**INSTRUCTIONS FOR THE TASK**
Copy every line from the one containing "What's the underlying" through the last line of the records below, both included, and nothing else.

_ _ _ _ _

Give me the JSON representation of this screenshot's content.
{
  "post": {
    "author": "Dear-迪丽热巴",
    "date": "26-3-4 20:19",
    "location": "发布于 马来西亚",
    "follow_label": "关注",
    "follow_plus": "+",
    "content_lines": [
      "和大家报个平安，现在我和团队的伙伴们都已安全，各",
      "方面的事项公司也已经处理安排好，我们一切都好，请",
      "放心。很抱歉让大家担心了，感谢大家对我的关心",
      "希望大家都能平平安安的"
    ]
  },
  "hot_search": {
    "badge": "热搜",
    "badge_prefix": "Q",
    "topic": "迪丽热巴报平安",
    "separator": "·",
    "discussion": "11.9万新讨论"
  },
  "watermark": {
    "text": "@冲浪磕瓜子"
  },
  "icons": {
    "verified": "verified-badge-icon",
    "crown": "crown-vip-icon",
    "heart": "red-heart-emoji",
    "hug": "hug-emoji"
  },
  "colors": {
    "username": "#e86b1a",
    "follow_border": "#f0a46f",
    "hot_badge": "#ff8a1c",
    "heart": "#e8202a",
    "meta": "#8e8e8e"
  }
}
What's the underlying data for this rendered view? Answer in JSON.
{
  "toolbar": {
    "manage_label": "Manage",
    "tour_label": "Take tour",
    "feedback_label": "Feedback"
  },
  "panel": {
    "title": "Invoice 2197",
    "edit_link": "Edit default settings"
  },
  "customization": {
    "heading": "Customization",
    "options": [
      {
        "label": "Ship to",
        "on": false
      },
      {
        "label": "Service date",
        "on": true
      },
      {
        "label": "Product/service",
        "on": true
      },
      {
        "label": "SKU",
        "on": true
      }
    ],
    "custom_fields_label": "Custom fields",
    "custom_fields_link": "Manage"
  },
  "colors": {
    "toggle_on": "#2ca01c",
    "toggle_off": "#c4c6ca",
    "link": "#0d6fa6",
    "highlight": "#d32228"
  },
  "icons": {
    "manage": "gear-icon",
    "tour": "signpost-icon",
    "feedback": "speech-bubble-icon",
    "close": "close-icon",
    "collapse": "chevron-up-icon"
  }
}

_ _ _ _ _

**OUTPUT OF THE EXERCISE**
What's the underlying data for this rendered view? Answer in JSON.
{
  "toolbar": {
    "manage_label": "Manage",
    "tour_label": "Take tour",
    "feedback_label": "Feedback"
  },
  "panel": {
    "title": "Invoice 2197",
    "edit_link": "Edit default settings"
  },
  "customization": {
    "heading": "Customization",
    "options": [
      {
        "label": "Ship to",
        "on": false
      },
      {
        "label": "Service date",
        "on": true
      },
      {
        "label": "Product/service",
        "on": true
      },
      {
        "label": "SKU",
        "on": true
      }
    ],
    "custom_fields_label": "Custom fields",
    "custom_fields_link": "Manage"
  },
  "colors": {
    "toggle_on": "#2ca01c",
    "toggle_off": "#c4c6ca",
    "link": "#0d6fa6",
    "highlight": "#d32228"
  },
  "icons": {
    "manage": "gear-icon",
    "tour": "signpost-icon",
    "feedback": "speech-bubble-icon",
    "close": "close-icon",
    "collapse": "chevron-up-icon"
  }
}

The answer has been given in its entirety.